(GIVEN REQUEST) Work out how many lines include "Размер" and answer with that number only.

(RECORDS FOR THE TASK)
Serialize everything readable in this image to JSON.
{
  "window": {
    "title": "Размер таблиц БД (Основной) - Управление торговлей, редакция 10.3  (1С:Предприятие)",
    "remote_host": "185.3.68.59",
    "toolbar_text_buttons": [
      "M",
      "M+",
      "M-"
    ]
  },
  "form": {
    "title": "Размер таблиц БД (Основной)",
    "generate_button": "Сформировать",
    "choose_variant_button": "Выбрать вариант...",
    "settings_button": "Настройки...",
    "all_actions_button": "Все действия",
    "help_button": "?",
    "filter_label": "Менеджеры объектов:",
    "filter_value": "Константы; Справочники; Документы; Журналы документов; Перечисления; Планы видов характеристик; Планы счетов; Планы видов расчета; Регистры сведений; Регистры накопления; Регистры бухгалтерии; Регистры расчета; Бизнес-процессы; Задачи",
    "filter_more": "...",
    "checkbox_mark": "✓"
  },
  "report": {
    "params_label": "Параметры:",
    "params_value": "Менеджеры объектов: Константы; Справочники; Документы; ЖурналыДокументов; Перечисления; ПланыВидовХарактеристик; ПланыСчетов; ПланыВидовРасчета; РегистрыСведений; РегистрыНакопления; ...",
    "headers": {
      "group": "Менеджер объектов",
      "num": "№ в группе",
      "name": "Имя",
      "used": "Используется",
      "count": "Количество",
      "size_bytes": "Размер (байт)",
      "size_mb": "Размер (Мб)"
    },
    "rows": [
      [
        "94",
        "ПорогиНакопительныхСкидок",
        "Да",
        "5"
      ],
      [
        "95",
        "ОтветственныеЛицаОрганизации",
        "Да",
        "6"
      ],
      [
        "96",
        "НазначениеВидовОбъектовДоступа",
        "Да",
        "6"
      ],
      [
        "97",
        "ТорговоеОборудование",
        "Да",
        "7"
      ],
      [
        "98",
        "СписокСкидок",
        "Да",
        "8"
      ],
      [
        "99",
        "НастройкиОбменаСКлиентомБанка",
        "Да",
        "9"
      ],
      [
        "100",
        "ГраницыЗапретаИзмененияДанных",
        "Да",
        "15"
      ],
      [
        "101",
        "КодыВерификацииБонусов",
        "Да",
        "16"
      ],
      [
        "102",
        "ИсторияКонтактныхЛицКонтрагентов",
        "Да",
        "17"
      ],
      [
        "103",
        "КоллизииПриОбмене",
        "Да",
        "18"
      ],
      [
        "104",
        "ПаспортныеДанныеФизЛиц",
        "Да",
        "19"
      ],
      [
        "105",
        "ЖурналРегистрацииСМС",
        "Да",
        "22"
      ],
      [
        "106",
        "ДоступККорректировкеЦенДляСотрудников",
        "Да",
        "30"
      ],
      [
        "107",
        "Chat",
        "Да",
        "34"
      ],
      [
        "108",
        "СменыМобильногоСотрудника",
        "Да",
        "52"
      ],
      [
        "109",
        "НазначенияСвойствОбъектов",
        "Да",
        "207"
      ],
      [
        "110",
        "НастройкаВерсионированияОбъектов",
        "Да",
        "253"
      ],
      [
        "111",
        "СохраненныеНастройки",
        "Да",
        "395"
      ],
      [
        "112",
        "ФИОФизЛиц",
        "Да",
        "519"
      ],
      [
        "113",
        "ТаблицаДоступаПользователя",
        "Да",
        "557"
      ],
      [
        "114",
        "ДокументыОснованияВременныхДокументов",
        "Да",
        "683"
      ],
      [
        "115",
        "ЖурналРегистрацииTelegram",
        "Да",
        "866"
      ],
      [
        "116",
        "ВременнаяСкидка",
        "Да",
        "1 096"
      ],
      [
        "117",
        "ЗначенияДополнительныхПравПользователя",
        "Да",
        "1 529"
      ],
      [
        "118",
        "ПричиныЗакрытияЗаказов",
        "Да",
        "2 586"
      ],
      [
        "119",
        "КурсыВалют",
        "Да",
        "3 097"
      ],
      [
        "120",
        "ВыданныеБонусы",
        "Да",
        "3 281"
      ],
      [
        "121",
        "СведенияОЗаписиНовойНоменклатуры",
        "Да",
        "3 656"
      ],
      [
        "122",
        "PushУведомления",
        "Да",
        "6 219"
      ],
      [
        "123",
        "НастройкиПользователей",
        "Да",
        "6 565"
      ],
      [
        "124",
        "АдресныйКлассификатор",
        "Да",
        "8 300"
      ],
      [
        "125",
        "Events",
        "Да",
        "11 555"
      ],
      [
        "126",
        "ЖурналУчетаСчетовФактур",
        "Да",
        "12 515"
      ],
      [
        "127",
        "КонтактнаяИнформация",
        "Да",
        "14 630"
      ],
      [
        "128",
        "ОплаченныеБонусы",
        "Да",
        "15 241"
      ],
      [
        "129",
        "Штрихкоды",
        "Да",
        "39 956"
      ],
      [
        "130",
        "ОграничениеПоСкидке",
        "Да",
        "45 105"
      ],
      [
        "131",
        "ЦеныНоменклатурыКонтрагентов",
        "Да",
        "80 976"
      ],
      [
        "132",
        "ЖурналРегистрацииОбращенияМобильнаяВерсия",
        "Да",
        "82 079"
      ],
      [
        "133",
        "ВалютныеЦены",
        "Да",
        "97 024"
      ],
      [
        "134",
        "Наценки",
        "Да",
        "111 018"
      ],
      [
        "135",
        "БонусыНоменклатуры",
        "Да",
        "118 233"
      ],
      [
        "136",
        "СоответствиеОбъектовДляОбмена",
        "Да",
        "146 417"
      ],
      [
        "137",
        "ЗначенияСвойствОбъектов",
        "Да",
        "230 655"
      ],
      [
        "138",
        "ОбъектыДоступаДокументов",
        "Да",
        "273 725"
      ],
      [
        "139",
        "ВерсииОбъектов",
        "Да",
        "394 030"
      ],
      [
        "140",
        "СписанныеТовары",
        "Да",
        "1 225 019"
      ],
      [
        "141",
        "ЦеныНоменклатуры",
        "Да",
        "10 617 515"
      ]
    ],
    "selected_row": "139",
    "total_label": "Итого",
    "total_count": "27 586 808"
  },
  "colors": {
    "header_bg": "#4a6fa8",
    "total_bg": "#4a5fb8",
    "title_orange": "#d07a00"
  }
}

(REPLY) 4